● INSTRUCTIONS FOR THE TASK: Pictures in the records should not be copied, but every other part must be repeated exactly.

● SUPPLIED RECORDS:
╭──
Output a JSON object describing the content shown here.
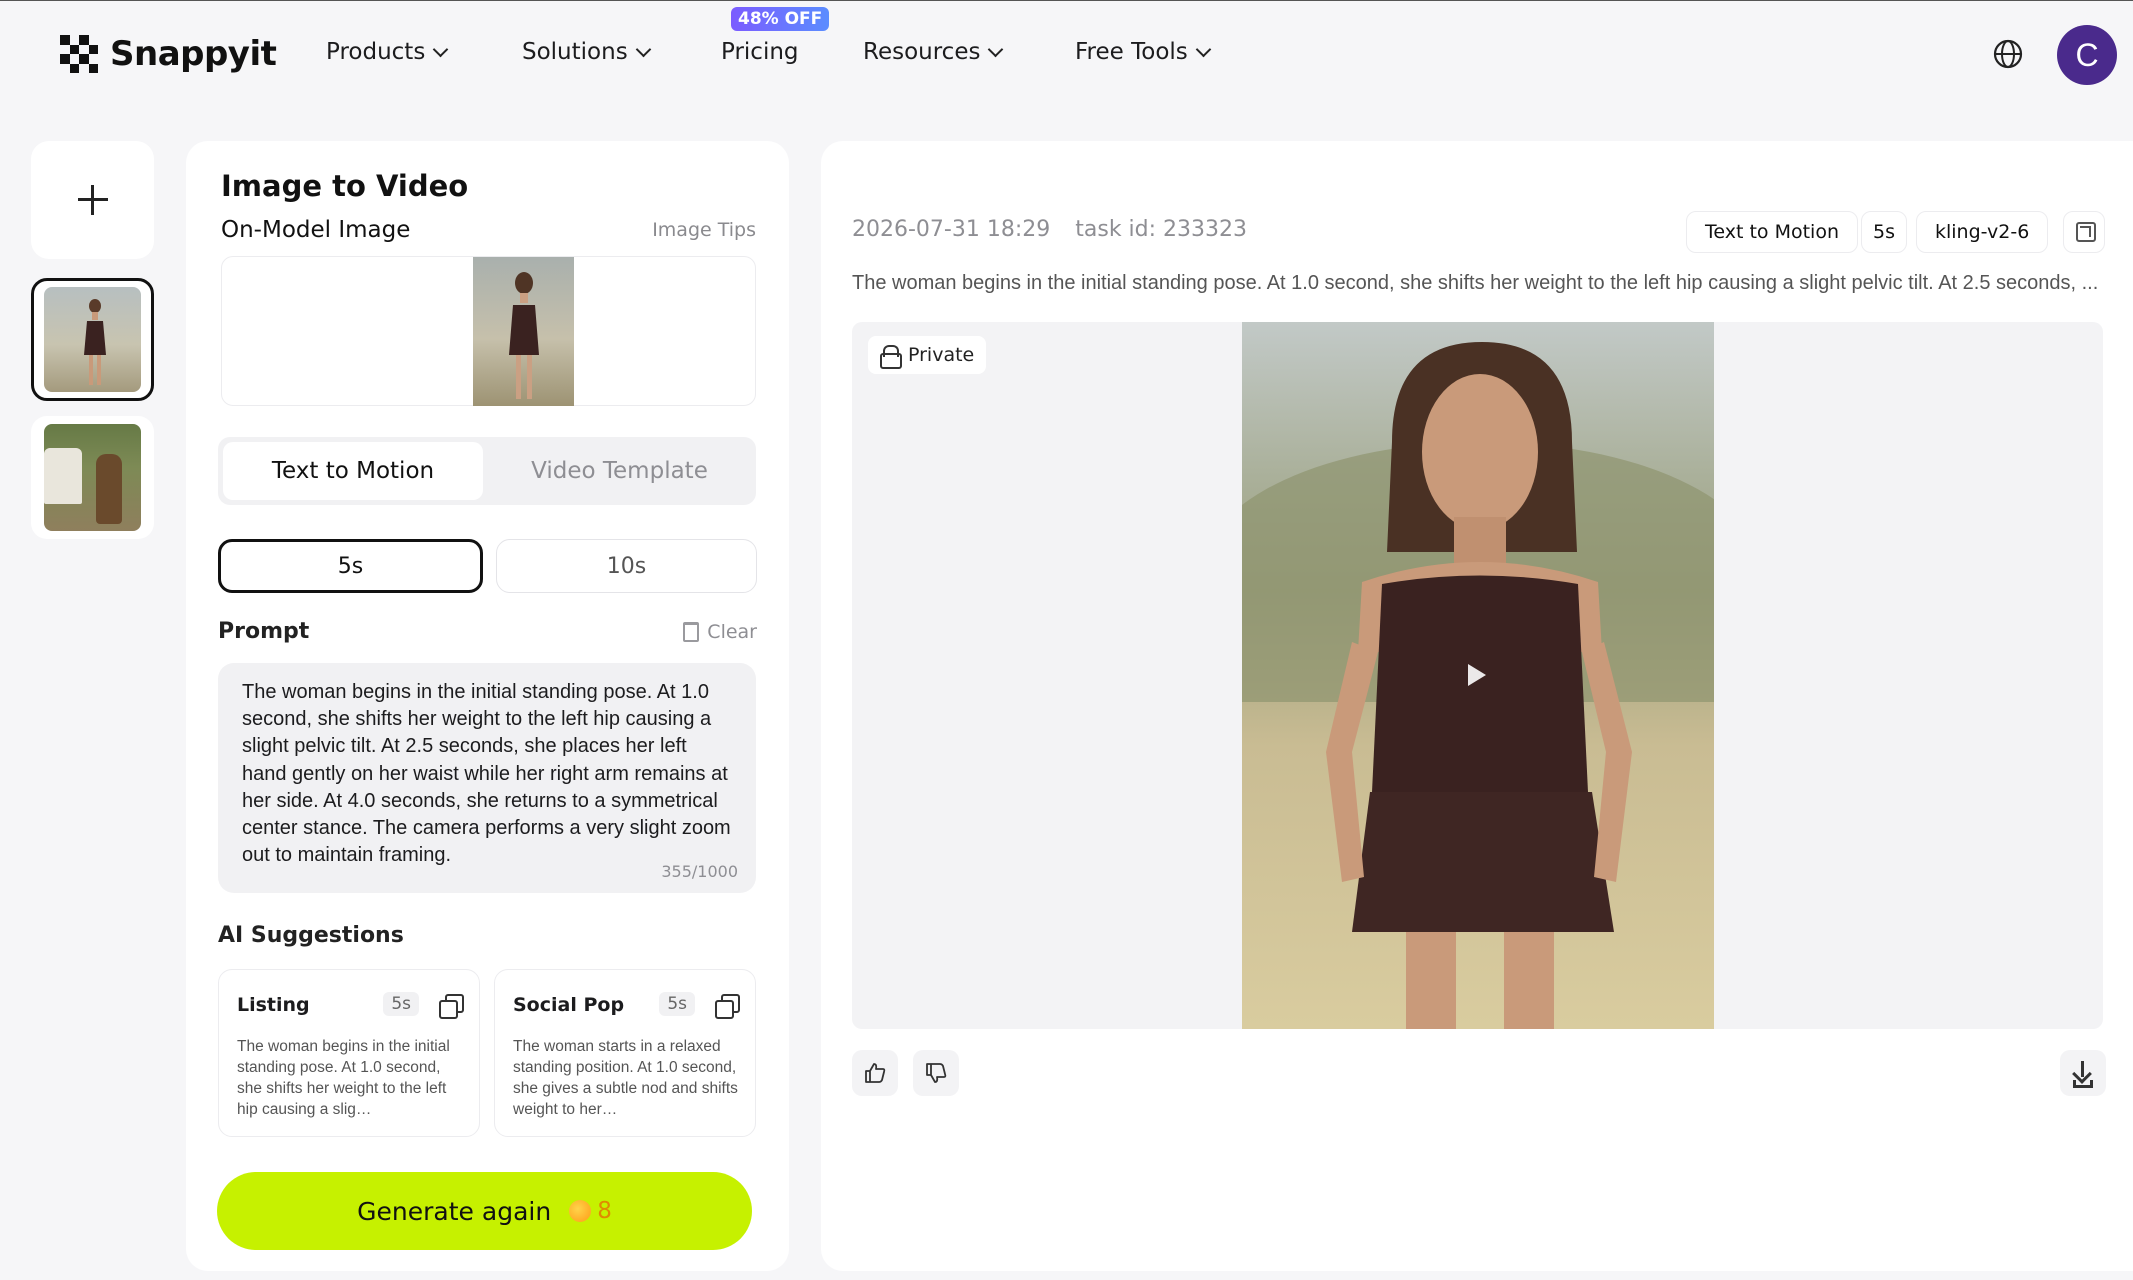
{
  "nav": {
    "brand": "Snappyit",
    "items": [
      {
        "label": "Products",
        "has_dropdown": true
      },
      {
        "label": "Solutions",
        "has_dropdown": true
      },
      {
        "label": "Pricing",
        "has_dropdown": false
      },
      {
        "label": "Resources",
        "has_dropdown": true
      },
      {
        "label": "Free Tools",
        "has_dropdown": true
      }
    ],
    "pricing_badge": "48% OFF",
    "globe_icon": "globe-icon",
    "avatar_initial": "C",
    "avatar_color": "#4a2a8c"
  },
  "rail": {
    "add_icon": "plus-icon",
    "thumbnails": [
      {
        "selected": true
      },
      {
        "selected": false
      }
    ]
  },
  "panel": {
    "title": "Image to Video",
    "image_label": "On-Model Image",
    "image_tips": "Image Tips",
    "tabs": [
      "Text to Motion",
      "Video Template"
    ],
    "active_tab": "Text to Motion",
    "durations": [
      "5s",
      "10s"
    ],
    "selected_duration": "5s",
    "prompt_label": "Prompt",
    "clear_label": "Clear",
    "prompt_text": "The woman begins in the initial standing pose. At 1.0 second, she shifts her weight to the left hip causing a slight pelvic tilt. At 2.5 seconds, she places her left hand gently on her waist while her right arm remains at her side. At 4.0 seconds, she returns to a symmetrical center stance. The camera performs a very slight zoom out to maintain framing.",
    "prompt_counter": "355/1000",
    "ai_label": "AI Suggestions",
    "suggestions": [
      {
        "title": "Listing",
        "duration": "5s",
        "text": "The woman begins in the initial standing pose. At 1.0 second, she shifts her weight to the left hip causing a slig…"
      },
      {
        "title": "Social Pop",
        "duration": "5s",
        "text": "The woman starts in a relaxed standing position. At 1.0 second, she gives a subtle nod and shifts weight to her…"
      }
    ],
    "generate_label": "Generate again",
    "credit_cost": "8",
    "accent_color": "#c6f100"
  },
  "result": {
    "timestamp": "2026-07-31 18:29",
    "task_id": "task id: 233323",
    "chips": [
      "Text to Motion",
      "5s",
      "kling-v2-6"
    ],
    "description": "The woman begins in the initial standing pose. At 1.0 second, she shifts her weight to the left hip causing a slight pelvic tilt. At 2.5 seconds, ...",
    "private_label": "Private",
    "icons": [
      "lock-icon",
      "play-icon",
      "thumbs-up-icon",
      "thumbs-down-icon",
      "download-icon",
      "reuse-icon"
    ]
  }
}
╰──
● ANSWER TO THIS EXERCISE:
Output a JSON object describing the content shown here.
{
  "nav": {
    "brand": "Snappyit",
    "items": [
      {
        "label": "Products",
        "has_dropdown": true
      },
      {
        "label": "Solutions",
        "has_dropdown": true
      },
      {
        "label": "Pricing",
        "has_dropdown": false
      },
      {
        "label": "Resources",
        "has_dropdown": true
      },
      {
        "label": "Free Tools",
        "has_dropdown": true
      }
    ],
    "pricing_badge": "48% OFF",
    "globe_icon": "globe-icon",
    "avatar_initial": "C",
    "avatar_color": "#4a2a8c"
  },
  "rail": {
    "add_icon": "plus-icon",
    "thumbnails": [
      {
        "selected": true
      },
      {
        "selected": false
      }
    ]
  },
  "panel": {
    "title": "Image to Video",
    "image_label": "On-Model Image",
    "image_tips": "Image Tips",
    "tabs": [
      "Text to Motion",
      "Video Template"
    ],
    "active_tab": "Text to Motion",
    "durations": [
      "5s",
      "10s"
    ],
    "selected_duration": "5s",
    "prompt_label": "Prompt",
    "clear_label": "Clear",
    "prompt_text": "The woman begins in the initial standing pose. At 1.0 second, she shifts her weight to the left hip causing a slight pelvic tilt. At 2.5 seconds, she places her left hand gently on her waist while her right arm remains at her side. At 4.0 seconds, she returns to a symmetrical center stance. The camera performs a very slight zoom out to maintain framing.",
    "prompt_counter": "355/1000",
    "ai_label": "AI Suggestions",
    "suggestions": [
      {
        "title": "Listing",
        "duration": "5s",
        "text": "The woman begins in the initial standing pose. At 1.0 second, she shifts her weight to the left hip causing a slig…"
      },
      {
        "title": "Social Pop",
        "duration": "5s",
        "text": "The woman starts in a relaxed standing position. At 1.0 second, she gives a subtle nod and shifts weight to her…"
      }
    ],
    "generate_label": "Generate again",
    "credit_cost": "8",
    "accent_color": "#c6f100"
  },
  "result": {
    "timestamp": "2026-07-31 18:29",
    "task_id": "task id: 233323",
    "chips": [
      "Text to Motion",
      "5s",
      "kling-v2-6"
    ],
    "description": "The woman begins in the initial standing pose. At 1.0 second, she shifts her weight to the left hip causing a slight pelvic tilt. At 2.5 seconds, ...",
    "private_label": "Private",
    "icons": [
      "lock-icon",
      "play-icon",
      "thumbs-up-icon",
      "thumbs-down-icon",
      "download-icon",
      "reuse-icon"
    ]
  }
}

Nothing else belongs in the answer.